YOUR OBJECTIVE
Across the listing below, how many lines hold "than"? Reply with the number by itself.

* START DATA ROWS *

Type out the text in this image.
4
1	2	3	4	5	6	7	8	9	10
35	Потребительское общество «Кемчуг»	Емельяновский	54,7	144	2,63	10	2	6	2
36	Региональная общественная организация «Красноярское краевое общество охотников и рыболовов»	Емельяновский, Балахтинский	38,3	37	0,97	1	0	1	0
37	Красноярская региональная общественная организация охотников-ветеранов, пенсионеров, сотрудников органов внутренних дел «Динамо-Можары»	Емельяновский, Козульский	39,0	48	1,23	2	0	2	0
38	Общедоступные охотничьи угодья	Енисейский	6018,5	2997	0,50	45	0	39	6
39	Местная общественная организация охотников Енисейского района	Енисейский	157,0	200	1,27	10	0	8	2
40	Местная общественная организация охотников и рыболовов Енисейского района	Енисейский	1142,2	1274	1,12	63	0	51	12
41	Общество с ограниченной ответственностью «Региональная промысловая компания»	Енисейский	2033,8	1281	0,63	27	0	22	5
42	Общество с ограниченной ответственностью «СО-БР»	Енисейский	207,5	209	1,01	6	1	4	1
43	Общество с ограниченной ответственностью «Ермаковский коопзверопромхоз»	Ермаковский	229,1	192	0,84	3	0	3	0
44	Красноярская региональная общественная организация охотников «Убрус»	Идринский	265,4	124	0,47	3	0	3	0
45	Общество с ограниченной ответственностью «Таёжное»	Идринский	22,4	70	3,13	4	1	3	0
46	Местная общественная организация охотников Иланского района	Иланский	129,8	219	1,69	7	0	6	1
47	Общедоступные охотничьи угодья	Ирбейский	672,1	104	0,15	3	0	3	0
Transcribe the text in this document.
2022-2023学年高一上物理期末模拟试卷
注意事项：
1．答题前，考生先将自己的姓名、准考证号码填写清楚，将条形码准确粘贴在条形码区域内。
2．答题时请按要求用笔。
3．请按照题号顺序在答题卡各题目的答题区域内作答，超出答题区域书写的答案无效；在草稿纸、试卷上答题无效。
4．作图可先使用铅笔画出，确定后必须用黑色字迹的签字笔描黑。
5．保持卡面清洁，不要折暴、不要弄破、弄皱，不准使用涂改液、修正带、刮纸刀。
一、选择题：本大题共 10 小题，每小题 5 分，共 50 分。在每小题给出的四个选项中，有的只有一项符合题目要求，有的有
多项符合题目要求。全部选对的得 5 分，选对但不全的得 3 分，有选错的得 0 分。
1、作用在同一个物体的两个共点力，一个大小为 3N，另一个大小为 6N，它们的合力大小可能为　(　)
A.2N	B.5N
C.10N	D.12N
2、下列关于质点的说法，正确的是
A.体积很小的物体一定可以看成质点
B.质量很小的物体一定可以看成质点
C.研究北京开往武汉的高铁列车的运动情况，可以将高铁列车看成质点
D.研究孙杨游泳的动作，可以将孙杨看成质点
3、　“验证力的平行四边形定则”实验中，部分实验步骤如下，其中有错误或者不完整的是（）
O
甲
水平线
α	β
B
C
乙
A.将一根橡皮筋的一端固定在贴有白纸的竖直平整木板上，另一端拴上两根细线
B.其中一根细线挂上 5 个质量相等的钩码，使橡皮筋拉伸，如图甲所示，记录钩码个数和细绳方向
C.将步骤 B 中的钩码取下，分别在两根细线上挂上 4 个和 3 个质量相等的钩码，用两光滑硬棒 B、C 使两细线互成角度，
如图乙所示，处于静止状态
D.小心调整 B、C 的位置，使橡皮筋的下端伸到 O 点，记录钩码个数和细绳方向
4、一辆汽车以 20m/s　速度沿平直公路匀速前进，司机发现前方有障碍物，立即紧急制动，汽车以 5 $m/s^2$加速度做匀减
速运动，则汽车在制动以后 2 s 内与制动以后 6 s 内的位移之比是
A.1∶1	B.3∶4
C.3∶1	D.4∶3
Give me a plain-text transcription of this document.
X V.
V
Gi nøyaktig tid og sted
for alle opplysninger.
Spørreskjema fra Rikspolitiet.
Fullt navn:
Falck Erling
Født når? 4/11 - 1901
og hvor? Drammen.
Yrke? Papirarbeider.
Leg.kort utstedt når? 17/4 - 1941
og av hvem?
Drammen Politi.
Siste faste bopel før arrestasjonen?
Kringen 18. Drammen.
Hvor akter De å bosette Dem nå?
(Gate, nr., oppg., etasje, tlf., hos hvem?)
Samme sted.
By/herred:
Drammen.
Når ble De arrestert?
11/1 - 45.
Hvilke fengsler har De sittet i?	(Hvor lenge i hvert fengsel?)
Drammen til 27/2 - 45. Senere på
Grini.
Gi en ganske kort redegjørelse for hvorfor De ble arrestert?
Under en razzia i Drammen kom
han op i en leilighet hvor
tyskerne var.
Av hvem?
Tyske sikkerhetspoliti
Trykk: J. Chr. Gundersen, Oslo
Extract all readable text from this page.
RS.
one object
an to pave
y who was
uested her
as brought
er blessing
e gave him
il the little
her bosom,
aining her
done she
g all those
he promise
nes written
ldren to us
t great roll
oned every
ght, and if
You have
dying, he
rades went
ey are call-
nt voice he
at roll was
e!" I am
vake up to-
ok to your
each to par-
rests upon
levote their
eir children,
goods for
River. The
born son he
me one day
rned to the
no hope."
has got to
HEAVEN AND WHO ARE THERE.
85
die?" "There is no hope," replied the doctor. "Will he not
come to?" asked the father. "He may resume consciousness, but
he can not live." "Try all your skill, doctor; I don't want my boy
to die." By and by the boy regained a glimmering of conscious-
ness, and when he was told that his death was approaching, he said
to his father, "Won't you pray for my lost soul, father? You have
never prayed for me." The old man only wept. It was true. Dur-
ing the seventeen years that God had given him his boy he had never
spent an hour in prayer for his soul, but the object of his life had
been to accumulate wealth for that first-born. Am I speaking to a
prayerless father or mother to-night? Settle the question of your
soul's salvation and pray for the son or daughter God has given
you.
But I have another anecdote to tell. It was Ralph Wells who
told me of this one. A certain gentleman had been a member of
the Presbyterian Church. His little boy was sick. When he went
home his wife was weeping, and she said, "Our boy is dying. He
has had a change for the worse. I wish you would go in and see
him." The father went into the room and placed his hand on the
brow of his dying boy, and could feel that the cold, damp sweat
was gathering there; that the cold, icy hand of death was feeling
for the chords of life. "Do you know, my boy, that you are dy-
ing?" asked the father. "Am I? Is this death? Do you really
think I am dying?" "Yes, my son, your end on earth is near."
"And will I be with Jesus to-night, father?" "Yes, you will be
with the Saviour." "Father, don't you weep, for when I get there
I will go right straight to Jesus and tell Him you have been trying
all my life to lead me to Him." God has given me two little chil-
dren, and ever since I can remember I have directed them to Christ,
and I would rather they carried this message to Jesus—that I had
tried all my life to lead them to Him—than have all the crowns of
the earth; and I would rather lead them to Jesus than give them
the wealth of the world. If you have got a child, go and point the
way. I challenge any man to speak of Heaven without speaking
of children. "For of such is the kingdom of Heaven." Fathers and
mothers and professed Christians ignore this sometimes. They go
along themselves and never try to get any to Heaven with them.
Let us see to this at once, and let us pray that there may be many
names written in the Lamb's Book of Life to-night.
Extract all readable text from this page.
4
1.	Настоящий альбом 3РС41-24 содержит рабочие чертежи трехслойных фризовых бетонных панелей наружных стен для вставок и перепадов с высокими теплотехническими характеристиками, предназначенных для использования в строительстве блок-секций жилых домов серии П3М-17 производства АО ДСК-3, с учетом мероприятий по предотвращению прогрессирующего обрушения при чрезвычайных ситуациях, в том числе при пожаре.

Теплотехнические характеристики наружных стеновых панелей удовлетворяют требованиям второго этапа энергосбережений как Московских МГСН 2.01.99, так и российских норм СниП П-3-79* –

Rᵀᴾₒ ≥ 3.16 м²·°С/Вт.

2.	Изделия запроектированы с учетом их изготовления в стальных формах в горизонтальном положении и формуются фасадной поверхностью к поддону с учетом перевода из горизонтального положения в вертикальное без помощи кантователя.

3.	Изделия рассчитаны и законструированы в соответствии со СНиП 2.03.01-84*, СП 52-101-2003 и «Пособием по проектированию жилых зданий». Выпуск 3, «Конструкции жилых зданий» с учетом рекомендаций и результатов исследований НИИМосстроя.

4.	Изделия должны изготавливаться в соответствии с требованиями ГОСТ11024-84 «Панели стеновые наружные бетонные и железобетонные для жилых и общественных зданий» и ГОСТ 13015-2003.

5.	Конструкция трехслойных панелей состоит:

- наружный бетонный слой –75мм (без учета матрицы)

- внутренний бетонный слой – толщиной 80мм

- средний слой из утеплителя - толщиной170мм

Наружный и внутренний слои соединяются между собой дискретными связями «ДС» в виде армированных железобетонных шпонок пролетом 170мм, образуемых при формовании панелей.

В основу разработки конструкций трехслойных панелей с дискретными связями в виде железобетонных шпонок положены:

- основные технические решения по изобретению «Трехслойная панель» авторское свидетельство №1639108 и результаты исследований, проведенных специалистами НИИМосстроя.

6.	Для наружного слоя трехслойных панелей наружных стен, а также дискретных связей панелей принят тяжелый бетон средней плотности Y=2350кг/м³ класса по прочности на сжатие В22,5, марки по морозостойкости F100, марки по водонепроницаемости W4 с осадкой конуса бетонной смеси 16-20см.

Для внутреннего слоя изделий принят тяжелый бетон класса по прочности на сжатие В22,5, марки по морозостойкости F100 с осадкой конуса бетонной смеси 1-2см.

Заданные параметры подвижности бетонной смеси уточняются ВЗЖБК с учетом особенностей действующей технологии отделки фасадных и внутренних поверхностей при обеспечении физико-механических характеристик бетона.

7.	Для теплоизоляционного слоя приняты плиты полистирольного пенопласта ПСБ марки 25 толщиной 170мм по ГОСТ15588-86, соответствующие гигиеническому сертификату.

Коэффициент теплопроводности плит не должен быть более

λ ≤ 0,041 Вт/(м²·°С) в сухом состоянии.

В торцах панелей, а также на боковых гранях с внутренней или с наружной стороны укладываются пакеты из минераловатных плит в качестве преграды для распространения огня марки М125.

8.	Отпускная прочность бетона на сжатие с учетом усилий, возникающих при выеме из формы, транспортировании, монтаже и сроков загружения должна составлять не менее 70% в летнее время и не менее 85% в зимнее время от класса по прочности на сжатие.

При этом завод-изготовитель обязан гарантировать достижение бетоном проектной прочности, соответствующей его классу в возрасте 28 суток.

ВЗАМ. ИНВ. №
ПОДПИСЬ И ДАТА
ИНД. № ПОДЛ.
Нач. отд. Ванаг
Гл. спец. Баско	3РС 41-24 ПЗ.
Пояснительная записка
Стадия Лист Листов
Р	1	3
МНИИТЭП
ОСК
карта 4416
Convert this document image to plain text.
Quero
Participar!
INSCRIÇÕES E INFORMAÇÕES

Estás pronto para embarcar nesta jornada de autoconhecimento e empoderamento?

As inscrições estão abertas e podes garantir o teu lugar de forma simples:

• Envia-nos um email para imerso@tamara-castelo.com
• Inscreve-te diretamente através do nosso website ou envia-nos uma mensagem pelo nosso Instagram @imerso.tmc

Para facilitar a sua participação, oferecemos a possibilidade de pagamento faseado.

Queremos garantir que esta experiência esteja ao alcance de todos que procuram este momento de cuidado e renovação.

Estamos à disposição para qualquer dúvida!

* END DATA ROWS *

RIGHT ANSWER
2